▸ REQUEST
List the lines of this listing that hold the word "cantidad".

▸ Extracted records
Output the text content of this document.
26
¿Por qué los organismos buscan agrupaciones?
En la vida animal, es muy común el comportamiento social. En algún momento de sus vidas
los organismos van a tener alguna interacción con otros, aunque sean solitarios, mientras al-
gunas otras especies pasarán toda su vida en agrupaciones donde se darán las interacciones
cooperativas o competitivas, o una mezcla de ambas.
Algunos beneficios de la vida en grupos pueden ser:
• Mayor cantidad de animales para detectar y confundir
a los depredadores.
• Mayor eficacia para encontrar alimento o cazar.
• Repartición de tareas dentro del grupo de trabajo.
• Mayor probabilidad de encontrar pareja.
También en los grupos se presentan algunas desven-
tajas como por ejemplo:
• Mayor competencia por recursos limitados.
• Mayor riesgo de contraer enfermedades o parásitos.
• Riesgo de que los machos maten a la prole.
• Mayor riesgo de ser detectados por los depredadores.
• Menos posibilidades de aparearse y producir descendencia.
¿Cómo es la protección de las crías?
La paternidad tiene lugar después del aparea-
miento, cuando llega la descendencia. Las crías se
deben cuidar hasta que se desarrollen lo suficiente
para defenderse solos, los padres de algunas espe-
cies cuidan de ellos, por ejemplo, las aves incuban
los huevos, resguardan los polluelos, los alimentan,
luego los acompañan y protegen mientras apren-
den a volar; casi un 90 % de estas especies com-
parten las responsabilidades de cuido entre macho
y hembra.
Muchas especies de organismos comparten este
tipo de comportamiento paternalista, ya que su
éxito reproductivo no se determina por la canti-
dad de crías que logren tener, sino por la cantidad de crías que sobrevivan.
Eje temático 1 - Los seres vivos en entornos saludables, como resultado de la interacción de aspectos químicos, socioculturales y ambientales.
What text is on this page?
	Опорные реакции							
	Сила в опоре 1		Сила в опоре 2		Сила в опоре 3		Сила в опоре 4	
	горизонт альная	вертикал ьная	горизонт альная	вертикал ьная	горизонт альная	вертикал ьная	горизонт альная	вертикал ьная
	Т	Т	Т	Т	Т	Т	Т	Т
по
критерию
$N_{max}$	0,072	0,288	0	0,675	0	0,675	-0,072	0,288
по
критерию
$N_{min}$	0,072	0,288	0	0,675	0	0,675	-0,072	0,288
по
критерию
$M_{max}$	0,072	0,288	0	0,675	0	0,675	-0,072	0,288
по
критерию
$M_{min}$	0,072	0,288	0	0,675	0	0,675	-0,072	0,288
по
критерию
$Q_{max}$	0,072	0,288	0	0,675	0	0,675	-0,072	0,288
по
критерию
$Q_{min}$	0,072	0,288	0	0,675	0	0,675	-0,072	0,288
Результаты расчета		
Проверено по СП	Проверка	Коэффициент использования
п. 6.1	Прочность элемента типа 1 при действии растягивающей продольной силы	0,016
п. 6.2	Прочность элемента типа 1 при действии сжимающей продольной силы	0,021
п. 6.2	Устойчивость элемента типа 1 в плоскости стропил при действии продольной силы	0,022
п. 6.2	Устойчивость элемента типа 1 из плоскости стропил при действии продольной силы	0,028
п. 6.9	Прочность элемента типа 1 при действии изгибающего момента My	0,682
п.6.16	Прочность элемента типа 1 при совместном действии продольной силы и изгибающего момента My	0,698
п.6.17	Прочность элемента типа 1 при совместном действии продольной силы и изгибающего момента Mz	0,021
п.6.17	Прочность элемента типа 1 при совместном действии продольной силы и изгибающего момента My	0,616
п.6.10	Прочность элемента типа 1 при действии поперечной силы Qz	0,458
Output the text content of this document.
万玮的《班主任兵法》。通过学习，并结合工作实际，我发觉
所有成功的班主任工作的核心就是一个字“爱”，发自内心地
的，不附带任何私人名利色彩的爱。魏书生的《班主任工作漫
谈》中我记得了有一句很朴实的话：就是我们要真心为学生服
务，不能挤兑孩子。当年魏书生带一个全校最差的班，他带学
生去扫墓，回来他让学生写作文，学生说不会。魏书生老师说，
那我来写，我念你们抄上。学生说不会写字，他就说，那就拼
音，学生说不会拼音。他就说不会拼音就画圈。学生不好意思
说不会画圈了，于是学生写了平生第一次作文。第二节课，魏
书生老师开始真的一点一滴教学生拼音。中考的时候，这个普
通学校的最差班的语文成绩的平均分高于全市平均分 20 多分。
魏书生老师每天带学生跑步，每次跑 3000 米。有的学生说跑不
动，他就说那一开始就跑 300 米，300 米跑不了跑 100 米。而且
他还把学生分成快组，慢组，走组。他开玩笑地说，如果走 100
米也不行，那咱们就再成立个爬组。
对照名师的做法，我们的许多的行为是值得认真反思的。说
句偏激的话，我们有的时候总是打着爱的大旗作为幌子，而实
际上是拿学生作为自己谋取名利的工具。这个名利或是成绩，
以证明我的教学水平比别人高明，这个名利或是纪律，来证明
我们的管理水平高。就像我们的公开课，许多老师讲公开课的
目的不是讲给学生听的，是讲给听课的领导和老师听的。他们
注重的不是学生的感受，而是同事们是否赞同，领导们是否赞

▸ WRITTEN REPLY
• Mayor cantidad de animales para detectar y confundir
dad de crías que logren tener, sino por la cantidad de crías que sobrevivan.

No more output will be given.